▶ [Material provided]
══════

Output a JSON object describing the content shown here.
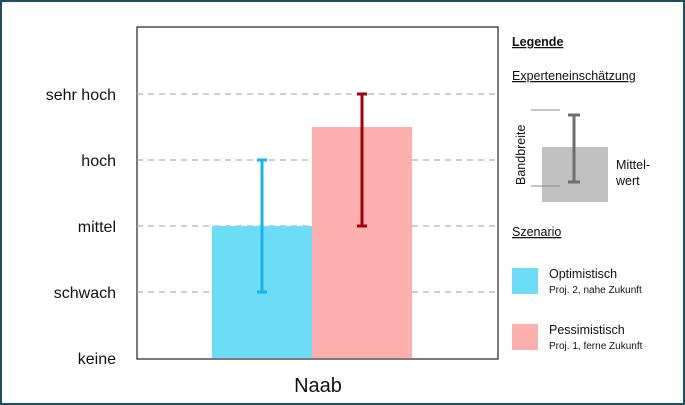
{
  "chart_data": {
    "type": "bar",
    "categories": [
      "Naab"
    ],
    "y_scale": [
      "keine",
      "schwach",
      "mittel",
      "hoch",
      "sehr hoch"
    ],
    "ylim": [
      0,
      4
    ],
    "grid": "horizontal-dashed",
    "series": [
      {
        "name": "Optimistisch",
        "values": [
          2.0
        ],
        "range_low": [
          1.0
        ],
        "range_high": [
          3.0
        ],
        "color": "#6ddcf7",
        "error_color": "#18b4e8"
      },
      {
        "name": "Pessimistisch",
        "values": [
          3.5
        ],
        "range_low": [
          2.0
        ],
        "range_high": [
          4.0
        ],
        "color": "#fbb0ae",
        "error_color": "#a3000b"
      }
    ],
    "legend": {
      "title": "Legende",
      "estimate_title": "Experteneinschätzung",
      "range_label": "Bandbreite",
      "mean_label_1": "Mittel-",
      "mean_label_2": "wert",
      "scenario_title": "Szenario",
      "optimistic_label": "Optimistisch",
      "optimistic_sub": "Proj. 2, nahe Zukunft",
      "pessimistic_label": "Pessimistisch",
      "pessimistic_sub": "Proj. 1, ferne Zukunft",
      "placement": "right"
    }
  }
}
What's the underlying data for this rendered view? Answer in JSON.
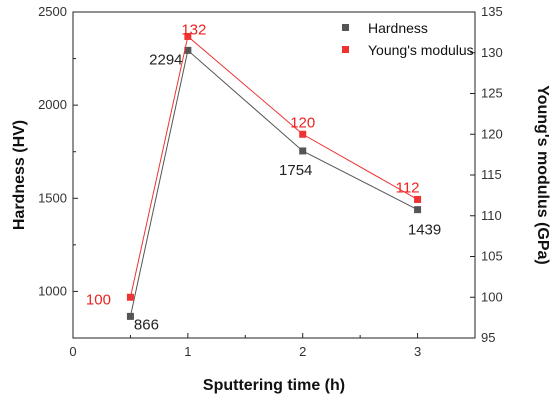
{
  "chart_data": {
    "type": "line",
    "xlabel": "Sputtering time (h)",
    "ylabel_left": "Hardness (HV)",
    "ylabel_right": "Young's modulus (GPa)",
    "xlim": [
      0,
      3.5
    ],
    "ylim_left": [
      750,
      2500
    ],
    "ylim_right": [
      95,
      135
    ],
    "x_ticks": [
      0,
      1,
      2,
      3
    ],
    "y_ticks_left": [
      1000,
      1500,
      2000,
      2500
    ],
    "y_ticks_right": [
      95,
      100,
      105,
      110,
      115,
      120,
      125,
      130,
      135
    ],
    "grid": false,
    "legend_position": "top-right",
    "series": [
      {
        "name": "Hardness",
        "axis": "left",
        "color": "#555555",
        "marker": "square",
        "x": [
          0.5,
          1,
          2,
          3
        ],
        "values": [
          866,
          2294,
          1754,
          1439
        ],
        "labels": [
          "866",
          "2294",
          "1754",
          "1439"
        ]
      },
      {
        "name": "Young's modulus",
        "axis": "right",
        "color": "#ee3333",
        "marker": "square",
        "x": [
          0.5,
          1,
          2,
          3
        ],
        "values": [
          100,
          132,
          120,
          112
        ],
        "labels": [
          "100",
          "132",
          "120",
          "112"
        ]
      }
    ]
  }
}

══════

▶ [Problem to work on]
Repeat the material above in full and exactly, omitting the pictures.

▶ [Result for this exercise]
Output a JSON object describing the content shown here.
{
  "chart_data": {
    "type": "bar",
    "categories": [
      "Naab"
    ],
    "y_scale": [
      "keine",
      "schwach",
      "mittel",
      "hoch",
      "sehr hoch"
    ],
    "ylim": [
      0,
      4
    ],
    "grid": "horizontal-dashed",
    "series": [
      {
        "name": "Optimistisch",
        "values": [
          2.0
        ],
        "range_low": [
          1.0
        ],
        "range_high": [
          3.0
        ],
        "color": "#6ddcf7",
        "error_color": "#18b4e8"
      },
      {
        "name": "Pessimistisch",
        "values": [
          3.5
        ],
        "range_low": [
          2.0
        ],
        "range_high": [
          4.0
        ],
        "color": "#fbb0ae",
        "error_color": "#a3000b"
      }
    ],
    "legend": {
      "title": "Legende",
      "estimate_title": "Experteneinschätzung",
      "range_label": "Bandbreite",
      "mean_label_1": "Mittel-",
      "mean_label_2": "wert",
      "scenario_title": "Szenario",
      "optimistic_label": "Optimistisch",
      "optimistic_sub": "Proj. 2, nahe Zukunft",
      "pessimistic_label": "Pessimistisch",
      "pessimistic_sub": "Proj. 1, ferne Zukunft",
      "placement": "right"
    }
  }
}
What's the underlying data for this rendered view? Answer in JSON.
{
  "chart_data": {
    "type": "line",
    "xlabel": "Sputtering time (h)",
    "ylabel_left": "Hardness (HV)",
    "ylabel_right": "Young's modulus (GPa)",
    "xlim": [
      0,
      3.5
    ],
    "ylim_left": [
      750,
      2500
    ],
    "ylim_right": [
      95,
      135
    ],
    "x_ticks": [
      0,
      1,
      2,
      3
    ],
    "y_ticks_left": [
      1000,
      1500,
      2000,
      2500
    ],
    "y_ticks_right": [
      95,
      100,
      105,
      110,
      115,
      120,
      125,
      130,
      135
    ],
    "grid": false,
    "legend_position": "top-right",
    "series": [
      {
        "name": "Hardness",
        "axis": "left",
        "color": "#555555",
        "marker": "square",
        "x": [
          0.5,
          1,
          2,
          3
        ],
        "values": [
          866,
          2294,
          1754,
          1439
        ],
        "labels": [
          "866",
          "2294",
          "1754",
          "1439"
        ]
      },
      {
        "name": "Young's modulus",
        "axis": "right",
        "color": "#ee3333",
        "marker": "square",
        "x": [
          0.5,
          1,
          2,
          3
        ],
        "values": [
          100,
          132,
          120,
          112
        ],
        "labels": [
          "100",
          "132",
          "120",
          "112"
        ]
      }
    ]
  }
}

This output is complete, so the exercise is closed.